PROBLEM TO SOLVE:
Give the number of lines in the entries that contain "pour". State only the count.

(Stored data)
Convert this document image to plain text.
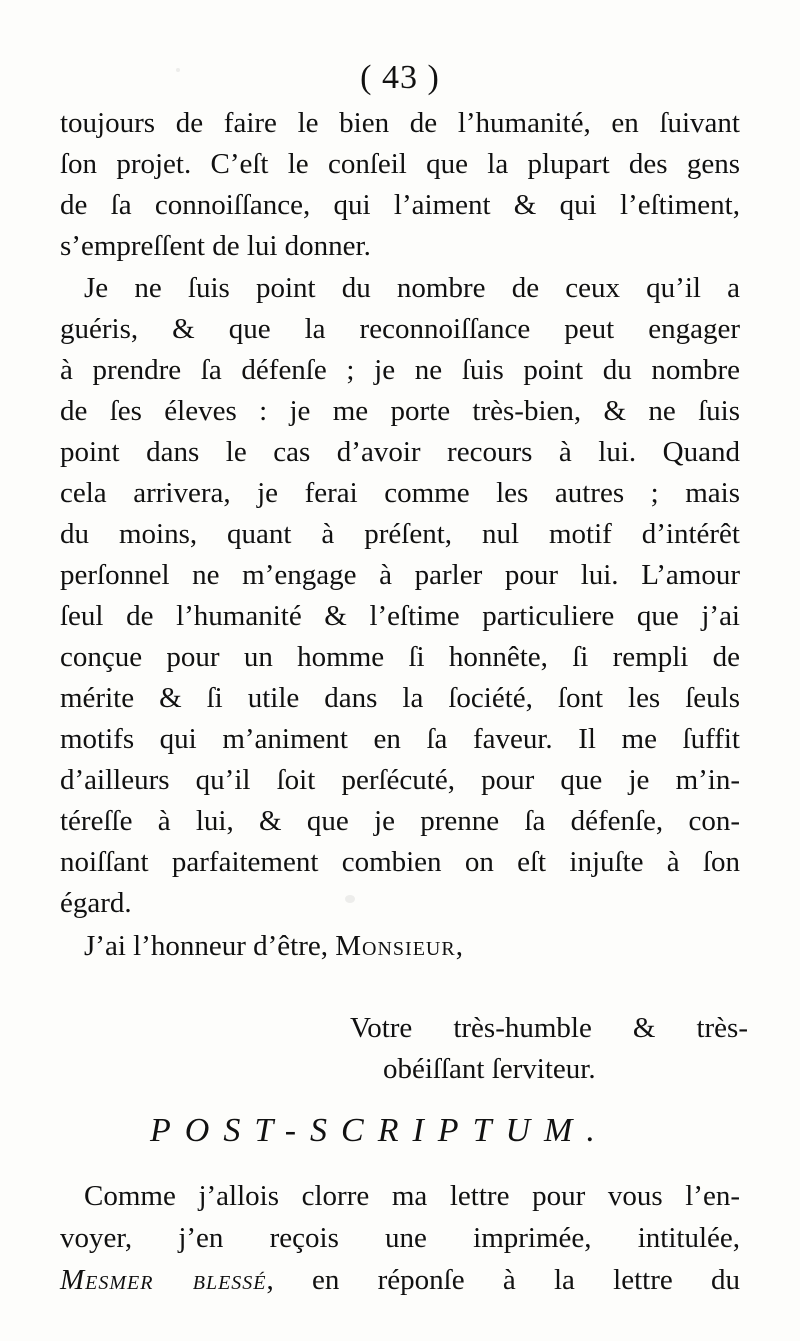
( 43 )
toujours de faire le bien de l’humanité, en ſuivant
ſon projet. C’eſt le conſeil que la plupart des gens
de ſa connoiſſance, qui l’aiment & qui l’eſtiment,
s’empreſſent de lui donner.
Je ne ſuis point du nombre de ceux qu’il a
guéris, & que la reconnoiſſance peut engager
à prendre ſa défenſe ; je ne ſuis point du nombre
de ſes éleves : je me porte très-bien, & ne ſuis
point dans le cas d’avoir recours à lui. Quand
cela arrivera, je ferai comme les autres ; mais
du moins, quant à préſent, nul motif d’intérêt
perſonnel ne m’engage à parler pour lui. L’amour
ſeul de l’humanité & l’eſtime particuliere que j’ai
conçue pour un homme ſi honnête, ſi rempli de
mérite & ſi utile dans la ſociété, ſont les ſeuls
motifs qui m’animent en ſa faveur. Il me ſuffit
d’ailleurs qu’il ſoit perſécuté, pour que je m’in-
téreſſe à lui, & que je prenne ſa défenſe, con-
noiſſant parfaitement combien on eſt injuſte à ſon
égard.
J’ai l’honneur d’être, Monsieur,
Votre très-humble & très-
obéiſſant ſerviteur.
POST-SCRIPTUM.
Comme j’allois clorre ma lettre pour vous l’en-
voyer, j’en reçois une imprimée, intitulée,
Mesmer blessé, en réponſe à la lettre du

==

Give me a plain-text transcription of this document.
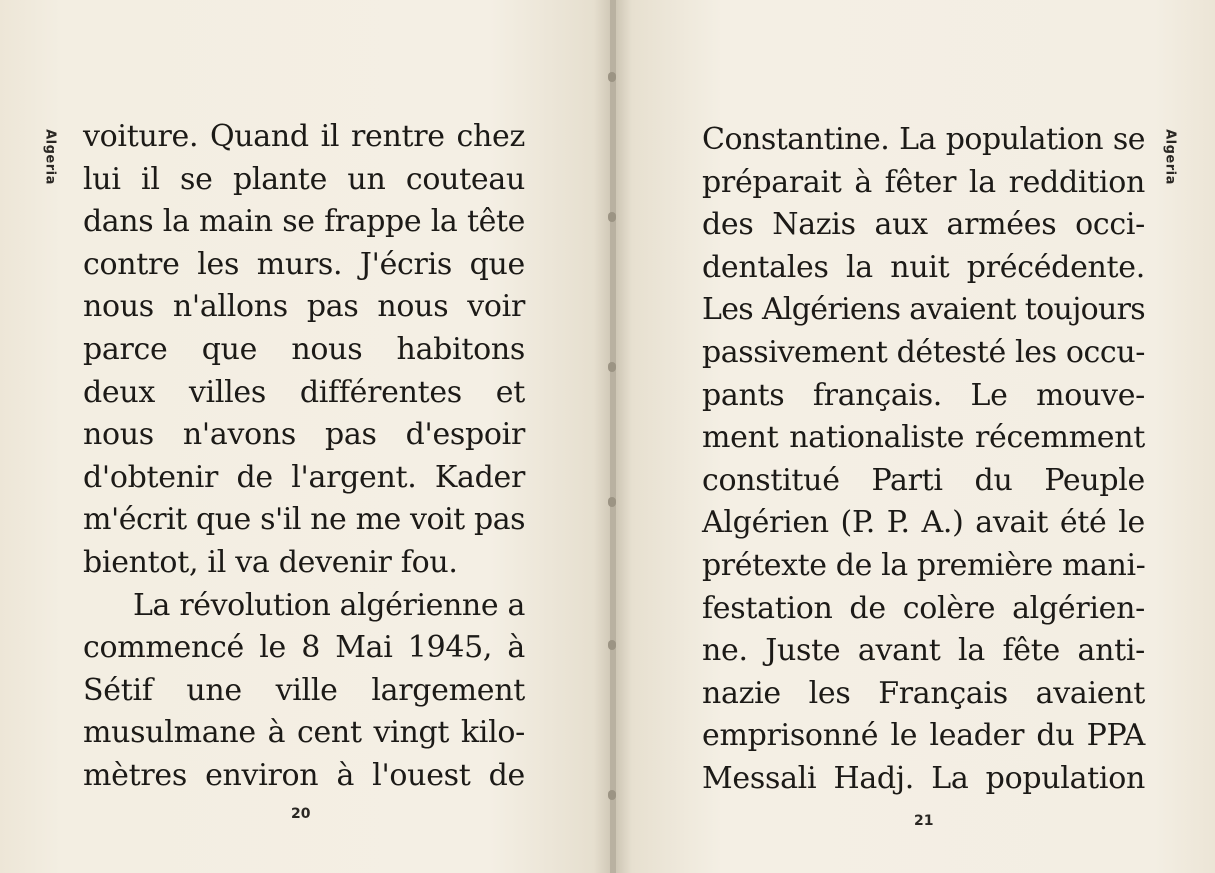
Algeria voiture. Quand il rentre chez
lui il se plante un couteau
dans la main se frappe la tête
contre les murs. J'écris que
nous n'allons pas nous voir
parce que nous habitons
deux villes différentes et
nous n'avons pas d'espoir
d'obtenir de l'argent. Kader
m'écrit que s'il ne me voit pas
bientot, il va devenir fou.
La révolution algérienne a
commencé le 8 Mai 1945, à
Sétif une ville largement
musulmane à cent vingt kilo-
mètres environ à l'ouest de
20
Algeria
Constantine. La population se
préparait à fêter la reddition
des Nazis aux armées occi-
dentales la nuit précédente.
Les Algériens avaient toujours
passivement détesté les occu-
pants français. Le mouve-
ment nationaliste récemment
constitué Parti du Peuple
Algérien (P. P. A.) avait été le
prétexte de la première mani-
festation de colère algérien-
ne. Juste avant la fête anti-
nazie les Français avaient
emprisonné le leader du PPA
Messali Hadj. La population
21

==

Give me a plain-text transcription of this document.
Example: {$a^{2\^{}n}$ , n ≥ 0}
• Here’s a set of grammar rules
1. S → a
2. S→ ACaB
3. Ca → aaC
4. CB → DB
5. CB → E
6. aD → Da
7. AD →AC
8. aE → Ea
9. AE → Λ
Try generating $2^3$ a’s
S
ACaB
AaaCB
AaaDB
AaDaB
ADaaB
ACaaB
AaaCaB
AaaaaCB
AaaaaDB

ANSWER TO THE PROBLEM:
4